(Excerpt from a dataset)
⟨

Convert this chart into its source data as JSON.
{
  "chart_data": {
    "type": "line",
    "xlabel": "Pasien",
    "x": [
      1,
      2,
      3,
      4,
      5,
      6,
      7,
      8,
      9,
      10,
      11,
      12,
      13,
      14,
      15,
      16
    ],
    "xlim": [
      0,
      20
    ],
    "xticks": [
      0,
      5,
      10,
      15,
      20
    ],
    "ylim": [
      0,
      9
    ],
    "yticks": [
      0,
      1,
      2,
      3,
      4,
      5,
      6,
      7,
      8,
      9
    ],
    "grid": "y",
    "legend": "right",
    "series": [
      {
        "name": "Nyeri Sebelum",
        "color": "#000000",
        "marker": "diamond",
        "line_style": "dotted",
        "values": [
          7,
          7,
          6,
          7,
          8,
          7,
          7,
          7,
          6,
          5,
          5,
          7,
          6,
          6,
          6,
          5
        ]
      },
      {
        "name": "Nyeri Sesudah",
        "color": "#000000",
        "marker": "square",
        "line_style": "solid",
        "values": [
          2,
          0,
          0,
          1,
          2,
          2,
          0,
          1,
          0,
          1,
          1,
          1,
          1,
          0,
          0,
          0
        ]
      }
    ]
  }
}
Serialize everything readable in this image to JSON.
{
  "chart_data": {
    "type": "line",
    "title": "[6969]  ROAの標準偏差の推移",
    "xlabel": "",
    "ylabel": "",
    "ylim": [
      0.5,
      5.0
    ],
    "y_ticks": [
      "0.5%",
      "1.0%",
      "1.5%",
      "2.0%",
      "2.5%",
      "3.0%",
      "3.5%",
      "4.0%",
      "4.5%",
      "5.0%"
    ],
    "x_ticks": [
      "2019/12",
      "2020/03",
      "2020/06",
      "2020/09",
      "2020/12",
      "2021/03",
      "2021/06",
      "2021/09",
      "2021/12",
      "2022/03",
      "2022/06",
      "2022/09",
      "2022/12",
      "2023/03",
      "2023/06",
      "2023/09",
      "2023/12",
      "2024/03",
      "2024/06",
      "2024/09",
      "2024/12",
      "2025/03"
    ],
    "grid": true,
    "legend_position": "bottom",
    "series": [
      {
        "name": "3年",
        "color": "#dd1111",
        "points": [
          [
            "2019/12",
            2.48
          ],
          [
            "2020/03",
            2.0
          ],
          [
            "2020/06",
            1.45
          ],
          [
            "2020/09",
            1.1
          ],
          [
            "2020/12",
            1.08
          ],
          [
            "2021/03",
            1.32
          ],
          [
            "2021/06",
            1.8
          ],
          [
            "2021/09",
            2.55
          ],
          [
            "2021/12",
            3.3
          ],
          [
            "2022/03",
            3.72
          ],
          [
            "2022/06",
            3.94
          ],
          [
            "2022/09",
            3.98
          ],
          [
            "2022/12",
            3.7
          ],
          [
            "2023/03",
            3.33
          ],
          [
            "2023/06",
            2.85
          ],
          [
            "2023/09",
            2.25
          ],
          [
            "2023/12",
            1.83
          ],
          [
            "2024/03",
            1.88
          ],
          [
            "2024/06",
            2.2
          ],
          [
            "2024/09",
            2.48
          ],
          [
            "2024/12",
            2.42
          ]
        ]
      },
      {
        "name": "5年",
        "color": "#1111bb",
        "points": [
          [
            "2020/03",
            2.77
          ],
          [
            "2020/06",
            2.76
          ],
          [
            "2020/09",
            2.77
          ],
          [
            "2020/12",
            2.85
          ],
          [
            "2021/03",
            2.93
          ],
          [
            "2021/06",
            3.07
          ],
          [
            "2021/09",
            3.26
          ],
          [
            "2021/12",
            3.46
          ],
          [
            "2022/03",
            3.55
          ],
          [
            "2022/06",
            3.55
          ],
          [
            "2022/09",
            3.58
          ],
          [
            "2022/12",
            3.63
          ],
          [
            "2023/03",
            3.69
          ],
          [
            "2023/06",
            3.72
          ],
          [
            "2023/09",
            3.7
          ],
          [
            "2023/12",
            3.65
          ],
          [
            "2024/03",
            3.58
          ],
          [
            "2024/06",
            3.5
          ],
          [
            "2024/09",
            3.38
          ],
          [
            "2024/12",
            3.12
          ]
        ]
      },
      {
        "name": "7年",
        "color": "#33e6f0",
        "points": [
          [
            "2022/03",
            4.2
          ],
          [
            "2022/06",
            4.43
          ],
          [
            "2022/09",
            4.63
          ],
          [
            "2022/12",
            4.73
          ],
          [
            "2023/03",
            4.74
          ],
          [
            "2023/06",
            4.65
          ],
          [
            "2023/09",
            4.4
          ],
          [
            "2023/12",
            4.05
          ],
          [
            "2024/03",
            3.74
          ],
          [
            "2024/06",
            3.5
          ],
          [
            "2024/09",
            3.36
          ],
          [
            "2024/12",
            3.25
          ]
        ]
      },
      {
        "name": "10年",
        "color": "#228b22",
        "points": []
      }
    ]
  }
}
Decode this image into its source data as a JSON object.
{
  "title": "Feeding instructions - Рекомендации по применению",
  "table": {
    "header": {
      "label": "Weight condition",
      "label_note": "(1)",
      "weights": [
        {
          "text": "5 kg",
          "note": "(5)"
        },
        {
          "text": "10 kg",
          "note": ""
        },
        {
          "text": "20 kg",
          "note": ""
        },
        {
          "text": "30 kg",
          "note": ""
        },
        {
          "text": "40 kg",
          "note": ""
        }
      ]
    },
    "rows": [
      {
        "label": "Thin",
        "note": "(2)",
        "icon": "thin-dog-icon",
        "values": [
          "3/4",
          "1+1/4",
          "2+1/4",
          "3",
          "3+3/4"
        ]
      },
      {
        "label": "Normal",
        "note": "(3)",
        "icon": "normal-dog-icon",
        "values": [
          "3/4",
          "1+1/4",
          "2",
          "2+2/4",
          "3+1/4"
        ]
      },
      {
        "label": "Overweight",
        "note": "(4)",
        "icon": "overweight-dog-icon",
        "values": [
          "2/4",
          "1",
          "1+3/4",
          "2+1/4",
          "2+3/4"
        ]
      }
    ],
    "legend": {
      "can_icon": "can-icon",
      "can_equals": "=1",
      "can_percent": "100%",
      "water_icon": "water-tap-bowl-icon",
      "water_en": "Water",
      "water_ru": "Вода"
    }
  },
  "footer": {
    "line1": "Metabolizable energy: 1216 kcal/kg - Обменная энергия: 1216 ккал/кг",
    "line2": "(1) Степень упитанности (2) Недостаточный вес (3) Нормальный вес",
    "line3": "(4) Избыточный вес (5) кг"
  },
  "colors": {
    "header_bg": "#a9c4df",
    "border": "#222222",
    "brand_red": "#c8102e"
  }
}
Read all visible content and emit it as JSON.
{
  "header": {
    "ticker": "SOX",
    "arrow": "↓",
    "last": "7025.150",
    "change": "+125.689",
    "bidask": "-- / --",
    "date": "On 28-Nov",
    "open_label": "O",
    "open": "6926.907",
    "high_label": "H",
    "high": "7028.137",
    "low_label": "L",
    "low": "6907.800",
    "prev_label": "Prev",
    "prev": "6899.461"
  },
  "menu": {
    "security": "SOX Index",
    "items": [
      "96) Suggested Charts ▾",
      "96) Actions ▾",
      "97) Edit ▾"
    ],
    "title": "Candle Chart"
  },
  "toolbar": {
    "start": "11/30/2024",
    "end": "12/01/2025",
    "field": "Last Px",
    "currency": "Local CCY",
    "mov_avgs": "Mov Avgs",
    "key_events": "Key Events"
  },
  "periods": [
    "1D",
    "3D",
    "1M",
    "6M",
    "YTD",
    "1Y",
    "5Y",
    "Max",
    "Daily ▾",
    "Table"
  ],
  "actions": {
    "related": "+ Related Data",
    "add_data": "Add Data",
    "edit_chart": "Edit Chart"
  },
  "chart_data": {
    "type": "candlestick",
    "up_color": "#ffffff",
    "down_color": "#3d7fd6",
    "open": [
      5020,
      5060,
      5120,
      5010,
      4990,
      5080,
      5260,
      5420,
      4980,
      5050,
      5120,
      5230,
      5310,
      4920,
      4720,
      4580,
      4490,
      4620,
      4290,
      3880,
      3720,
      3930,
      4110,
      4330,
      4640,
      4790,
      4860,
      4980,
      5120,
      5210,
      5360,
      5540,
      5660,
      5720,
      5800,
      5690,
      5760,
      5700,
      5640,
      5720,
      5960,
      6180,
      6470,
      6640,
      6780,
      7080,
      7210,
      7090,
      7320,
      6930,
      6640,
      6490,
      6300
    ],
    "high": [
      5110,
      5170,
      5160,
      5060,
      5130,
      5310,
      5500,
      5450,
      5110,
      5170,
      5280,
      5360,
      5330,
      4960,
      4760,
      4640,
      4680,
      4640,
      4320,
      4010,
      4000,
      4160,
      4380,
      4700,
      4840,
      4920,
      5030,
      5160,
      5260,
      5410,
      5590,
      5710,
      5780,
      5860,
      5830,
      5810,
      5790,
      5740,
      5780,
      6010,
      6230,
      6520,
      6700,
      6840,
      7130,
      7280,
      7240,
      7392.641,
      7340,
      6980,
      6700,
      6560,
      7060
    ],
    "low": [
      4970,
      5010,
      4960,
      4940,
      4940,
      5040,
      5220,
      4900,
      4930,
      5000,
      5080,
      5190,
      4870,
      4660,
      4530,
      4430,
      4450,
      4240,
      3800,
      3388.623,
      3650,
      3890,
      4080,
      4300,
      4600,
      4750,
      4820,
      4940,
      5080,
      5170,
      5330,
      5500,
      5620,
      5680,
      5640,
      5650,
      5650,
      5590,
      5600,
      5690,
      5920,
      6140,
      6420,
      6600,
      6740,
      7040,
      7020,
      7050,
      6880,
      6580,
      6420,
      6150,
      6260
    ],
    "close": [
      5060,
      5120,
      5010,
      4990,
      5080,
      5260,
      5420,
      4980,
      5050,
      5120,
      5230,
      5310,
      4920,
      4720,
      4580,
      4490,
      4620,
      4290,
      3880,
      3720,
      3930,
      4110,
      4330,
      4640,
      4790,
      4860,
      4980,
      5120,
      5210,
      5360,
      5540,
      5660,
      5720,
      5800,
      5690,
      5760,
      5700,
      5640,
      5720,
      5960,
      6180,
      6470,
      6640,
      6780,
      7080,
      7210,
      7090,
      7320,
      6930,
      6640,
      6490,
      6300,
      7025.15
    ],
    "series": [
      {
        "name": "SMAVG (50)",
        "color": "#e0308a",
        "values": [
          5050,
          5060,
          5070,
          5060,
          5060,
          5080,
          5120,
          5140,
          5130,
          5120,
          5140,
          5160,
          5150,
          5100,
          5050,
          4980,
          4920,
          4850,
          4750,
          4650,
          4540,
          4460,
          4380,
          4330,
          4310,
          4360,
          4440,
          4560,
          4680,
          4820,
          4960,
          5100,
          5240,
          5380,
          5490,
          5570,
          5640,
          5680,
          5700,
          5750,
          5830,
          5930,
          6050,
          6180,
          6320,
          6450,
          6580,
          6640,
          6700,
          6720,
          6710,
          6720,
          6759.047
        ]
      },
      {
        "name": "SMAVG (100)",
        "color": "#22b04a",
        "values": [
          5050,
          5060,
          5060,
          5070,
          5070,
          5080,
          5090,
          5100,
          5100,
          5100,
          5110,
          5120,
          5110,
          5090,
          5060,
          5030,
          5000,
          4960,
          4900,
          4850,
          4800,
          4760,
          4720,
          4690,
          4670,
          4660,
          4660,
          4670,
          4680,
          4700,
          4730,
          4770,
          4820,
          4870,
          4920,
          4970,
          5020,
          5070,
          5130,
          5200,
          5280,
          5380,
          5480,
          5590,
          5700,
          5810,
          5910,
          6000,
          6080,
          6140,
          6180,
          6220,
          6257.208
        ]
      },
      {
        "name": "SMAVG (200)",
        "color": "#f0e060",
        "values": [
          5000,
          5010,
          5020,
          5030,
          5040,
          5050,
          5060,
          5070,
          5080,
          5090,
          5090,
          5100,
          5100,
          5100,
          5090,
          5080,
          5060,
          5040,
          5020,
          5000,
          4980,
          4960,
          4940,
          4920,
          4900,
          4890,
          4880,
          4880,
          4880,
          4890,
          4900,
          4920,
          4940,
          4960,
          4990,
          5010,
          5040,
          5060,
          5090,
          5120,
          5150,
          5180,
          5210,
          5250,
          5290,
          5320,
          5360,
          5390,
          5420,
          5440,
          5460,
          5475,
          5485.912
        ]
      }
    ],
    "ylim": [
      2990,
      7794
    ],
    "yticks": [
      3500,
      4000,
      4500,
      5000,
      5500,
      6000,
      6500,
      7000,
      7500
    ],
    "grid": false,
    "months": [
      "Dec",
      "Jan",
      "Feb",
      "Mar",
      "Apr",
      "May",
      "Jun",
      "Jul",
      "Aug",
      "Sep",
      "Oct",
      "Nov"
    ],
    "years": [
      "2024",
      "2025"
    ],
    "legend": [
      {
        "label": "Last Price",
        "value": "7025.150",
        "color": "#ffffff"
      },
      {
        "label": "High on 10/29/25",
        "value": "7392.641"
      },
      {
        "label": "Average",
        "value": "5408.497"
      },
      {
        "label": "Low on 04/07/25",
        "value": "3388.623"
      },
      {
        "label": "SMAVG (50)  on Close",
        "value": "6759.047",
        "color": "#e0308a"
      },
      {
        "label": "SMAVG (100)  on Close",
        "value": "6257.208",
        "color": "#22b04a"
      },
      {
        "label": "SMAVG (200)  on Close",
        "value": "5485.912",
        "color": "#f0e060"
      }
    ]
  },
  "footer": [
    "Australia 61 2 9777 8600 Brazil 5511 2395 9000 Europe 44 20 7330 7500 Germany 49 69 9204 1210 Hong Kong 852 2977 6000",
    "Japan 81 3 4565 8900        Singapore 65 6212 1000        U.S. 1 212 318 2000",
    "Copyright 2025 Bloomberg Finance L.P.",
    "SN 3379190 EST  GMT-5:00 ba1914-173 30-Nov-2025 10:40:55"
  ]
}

⟩

- Your objective -
From the listing above, return each line with the word "Nyeri".

- Exercise result -
        "name": "Nyeri Sebelum",
        "name": "Nyeri Sesudah",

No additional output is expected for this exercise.